▸ **WRITTEN INSTRUCTION**: Give, as a bare number, the count of lines that contain the word "байқауы".

▸ **SUPPLIED RECORDS**:
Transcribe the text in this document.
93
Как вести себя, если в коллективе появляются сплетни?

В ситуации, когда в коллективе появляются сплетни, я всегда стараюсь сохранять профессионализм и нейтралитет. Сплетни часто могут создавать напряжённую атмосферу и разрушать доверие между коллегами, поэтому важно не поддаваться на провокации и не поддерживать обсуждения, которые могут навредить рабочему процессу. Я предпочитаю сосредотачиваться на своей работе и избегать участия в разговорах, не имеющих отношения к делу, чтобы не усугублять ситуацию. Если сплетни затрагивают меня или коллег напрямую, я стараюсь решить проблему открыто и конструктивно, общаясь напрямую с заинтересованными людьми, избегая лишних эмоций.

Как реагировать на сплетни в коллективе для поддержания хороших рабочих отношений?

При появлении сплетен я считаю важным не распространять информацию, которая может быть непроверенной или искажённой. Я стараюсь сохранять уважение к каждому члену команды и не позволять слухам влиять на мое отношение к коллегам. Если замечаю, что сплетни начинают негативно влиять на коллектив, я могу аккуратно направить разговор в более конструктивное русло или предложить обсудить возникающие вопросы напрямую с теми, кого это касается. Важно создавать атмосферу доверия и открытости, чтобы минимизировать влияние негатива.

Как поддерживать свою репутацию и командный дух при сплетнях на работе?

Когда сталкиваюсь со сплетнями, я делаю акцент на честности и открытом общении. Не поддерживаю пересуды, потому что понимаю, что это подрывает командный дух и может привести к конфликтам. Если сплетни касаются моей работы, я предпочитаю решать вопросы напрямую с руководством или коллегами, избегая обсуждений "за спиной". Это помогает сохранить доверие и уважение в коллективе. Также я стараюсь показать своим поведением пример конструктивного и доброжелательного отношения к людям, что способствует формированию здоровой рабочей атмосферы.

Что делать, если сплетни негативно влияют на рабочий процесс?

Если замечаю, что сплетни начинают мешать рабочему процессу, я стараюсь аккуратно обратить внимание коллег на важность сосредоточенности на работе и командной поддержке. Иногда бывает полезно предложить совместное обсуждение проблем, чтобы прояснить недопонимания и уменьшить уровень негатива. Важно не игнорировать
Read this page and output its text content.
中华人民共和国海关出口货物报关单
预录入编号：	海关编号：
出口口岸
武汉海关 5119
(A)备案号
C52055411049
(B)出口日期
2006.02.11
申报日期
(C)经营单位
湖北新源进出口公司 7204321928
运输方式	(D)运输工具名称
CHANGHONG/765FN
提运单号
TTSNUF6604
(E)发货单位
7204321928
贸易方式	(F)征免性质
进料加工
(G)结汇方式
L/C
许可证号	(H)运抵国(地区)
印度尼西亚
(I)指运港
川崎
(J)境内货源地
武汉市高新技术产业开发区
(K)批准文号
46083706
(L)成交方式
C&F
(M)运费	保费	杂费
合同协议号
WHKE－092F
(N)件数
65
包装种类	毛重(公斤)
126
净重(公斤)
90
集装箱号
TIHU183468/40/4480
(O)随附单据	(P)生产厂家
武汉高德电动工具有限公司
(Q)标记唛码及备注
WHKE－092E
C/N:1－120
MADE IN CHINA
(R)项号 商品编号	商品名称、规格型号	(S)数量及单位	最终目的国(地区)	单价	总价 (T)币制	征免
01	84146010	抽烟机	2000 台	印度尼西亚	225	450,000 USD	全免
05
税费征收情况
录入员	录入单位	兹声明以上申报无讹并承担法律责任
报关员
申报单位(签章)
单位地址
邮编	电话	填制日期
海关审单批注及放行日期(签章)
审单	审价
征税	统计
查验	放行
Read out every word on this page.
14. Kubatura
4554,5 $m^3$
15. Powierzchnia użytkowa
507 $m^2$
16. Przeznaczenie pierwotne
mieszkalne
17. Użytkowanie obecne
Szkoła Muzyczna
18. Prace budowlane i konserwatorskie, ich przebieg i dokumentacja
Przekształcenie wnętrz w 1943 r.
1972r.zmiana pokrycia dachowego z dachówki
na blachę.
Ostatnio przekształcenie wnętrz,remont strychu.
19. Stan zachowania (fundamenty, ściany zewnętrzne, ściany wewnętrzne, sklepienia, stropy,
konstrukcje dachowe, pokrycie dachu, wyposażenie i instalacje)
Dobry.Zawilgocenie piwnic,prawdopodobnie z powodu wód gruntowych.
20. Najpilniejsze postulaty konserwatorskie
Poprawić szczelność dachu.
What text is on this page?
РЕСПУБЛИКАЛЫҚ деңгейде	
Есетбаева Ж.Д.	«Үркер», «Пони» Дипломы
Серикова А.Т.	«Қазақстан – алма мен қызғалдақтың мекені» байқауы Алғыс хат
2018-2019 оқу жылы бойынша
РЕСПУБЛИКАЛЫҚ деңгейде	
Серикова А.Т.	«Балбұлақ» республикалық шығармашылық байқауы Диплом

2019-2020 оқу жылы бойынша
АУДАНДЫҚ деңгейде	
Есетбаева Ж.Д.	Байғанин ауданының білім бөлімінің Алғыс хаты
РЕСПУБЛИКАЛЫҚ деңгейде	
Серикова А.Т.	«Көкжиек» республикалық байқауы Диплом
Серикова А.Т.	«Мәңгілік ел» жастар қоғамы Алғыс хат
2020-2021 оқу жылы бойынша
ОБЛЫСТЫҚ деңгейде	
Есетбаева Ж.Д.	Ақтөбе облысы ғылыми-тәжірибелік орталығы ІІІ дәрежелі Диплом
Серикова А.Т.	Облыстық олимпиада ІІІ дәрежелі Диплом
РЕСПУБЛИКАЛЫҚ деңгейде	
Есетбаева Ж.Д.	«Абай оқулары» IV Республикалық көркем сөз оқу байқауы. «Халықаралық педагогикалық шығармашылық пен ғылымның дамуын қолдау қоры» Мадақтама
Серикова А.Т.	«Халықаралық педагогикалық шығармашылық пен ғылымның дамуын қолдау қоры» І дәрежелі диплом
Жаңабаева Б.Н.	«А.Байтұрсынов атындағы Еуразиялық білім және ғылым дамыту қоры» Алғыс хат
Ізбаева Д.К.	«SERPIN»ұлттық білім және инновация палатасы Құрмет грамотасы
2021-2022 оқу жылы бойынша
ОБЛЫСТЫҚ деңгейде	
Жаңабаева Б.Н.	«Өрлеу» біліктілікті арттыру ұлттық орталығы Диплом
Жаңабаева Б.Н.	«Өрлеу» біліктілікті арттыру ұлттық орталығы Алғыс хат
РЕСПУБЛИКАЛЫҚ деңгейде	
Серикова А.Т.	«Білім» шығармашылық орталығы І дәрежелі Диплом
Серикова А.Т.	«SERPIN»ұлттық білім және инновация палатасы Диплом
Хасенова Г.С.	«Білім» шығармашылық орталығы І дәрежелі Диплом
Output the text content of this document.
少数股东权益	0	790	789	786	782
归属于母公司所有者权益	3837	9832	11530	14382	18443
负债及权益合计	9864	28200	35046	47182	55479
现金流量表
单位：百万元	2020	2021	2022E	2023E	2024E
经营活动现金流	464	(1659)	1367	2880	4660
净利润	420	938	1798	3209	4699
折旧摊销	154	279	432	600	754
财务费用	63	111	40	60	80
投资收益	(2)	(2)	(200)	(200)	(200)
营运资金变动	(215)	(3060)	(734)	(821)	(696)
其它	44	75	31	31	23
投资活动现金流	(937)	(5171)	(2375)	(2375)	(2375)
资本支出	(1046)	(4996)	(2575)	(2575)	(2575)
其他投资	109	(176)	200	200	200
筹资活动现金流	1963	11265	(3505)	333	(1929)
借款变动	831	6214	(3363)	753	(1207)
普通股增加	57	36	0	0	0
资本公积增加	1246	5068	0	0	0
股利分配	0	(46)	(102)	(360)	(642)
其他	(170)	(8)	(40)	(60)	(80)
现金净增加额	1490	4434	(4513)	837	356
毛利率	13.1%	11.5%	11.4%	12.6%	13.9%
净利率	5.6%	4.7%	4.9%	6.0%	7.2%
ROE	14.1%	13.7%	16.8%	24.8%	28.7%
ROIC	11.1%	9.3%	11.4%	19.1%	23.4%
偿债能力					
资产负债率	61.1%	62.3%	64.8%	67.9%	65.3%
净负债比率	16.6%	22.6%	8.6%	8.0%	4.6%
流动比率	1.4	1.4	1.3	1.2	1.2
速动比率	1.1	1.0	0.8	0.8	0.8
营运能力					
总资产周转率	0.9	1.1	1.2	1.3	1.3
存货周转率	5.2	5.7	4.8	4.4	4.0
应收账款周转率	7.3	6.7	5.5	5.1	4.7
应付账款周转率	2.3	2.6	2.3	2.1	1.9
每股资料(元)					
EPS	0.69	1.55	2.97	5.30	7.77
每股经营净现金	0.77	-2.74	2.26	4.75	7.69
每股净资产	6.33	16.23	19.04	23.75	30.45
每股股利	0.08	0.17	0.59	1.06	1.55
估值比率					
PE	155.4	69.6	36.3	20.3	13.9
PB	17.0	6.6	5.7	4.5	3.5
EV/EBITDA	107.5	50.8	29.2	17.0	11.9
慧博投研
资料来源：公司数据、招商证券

▸ **WORKED ANSWER**: 4